- _WHAT THE TASK ASKS_
Reproduce all the entries exactly.

- _DATA RECORDS_
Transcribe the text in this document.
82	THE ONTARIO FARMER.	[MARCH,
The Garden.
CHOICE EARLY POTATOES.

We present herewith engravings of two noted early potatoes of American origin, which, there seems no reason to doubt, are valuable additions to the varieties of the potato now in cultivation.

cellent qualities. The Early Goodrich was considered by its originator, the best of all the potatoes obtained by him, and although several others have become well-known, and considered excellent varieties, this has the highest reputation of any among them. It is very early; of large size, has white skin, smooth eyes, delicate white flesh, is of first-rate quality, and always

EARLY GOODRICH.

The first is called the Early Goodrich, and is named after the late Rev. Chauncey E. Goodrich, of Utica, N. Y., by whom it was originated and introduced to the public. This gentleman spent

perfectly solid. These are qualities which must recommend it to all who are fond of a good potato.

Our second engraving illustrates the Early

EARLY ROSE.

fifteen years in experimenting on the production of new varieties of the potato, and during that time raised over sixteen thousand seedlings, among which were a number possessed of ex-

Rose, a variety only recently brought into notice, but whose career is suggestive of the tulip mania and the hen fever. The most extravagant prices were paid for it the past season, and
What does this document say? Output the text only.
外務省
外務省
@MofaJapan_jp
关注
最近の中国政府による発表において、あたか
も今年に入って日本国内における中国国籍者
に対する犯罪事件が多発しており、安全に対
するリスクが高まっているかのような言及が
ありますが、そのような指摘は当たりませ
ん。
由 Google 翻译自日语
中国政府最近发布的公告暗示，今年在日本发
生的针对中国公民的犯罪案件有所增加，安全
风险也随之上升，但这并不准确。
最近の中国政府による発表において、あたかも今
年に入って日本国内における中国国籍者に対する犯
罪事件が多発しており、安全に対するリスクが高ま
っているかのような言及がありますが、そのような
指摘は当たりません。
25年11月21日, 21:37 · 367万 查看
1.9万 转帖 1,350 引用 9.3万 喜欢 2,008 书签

- _EXERCISE SOLUTION_
Transcribe the text in this document.
82	THE ONTARIO FARMER.	[MARCH,
The Garden.
CHOICE EARLY POTATOES.

We present herewith engravings of two noted early potatoes of American origin, which, there seems no reason to doubt, are valuable additions to the varieties of the potato now in cultivation.

cellent qualities. The Early Goodrich was considered by its originator, the best of all the potatoes obtained by him, and although several others have become well-known, and considered excellent varieties, this has the highest reputation of any among them. It is very early; of large size, has white skin, smooth eyes, delicate white flesh, is of first-rate quality, and always

EARLY GOODRICH.

The first is called the Early Goodrich, and is named after the late Rev. Chauncey E. Goodrich, of Utica, N. Y., by whom it was originated and introduced to the public. This gentleman spent

perfectly solid. These are qualities which must recommend it to all who are fond of a good potato.

Our second engraving illustrates the Early

EARLY ROSE.

fifteen years in experimenting on the production of new varieties of the potato, and during that time raised over sixteen thousand seedlings, among which were a number possessed of ex-

Rose, a variety only recently brought into notice, but whose career is suggestive of the tulip mania and the hen fever. The most extravagant prices were paid for it the past season, and
What does this document say? Output the text only.
外務省
外務省
@MofaJapan_jp
关注
最近の中国政府による発表において、あたか
も今年に入って日本国内における中国国籍者
に対する犯罪事件が多発しており、安全に対
するリスクが高まっているかのような言及が
ありますが、そのような指摘は当たりませ
ん。
由 Google 翻译自日语
中国政府最近发布的公告暗示，今年在日本发
生的针对中国公民的犯罪案件有所增加，安全
风险也随之上升，但这并不准确。
最近の中国政府による発表において、あたかも今
年に入って日本国内における中国国籍者に対する犯
罪事件が多発しており、安全に対するリスクが高ま
っているかのような言及がありますが、そのような
指摘は当たりません。
25年11月21日, 21:37 · 367万 查看
1.9万 转帖 1,350 引用 9.3万 喜欢 2,008 书签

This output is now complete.